Records contained in a dataset:
....

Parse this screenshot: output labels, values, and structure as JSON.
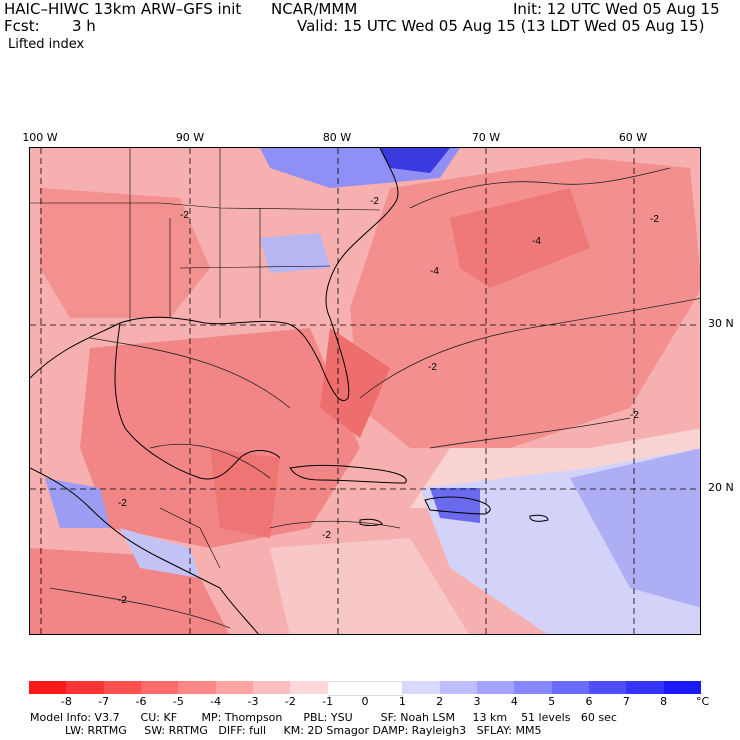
{
  "header": {
    "model": "HAIC–HIWC 13km ARW–GFS init",
    "org": "NCAR/MMM",
    "init": "Init: 12 UTC Wed 05 Aug 15",
    "fcst_label": "Fcst:",
    "fcst_value": "3 h",
    "valid": "Valid: 15 UTC Wed 05 Aug 15 (13 LDT Wed 05 Aug 15)",
    "field": "Lifted index"
  },
  "map": {
    "lon_labels": [
      "100 W",
      "90 W",
      "80 W",
      "70 W",
      "60 W"
    ],
    "lat_labels": [
      "30 N",
      "20 N"
    ],
    "contour_labels": [
      "-2",
      "-2",
      "-4",
      "-4",
      "-2",
      "-2",
      "-2",
      "-2",
      "-2",
      "-2"
    ]
  },
  "colorbar": {
    "levels": [
      "-8",
      "-7",
      "-6",
      "-5",
      "-4",
      "-3",
      "-2",
      "-1",
      "0",
      "1",
      "2",
      "3",
      "4",
      "5",
      "6",
      "7",
      "8"
    ],
    "unit": "°C",
    "colors": [
      "#ff1a1a",
      "#ff3535",
      "#ff4f4f",
      "#ff6b6b",
      "#ff8787",
      "#ffa3a3",
      "#ffbdbd",
      "#ffd9d9",
      "#ffffff",
      "#ffffff",
      "#d9d9ff",
      "#bdbdff",
      "#a3a3ff",
      "#8787ff",
      "#6b6bff",
      "#4f4fff",
      "#3535ff",
      "#1a1aff"
    ]
  },
  "footer": {
    "line1": "Model Info: V3.7      CU: KF       MP: Thompson      PBL: YSU        SF: Noah LSM     13 km    51 levels   60 sec",
    "line2": "          LW: RRTMG     SW: RRTMG   DIFF: full     KM: 2D Smagor DAMP: Rayleigh3   SFLAY: MM5"
  }
}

....

▶ **Challenge**: Using the records above, copy each line that contains "levels".

▶ **Answer to the problem**:
    "levels": [
    "line1": "Model Info: V3.7      CU: KF       MP: Thompson      PBL: YSU        SF: Noah LSM     13 km    51 levels   60 sec",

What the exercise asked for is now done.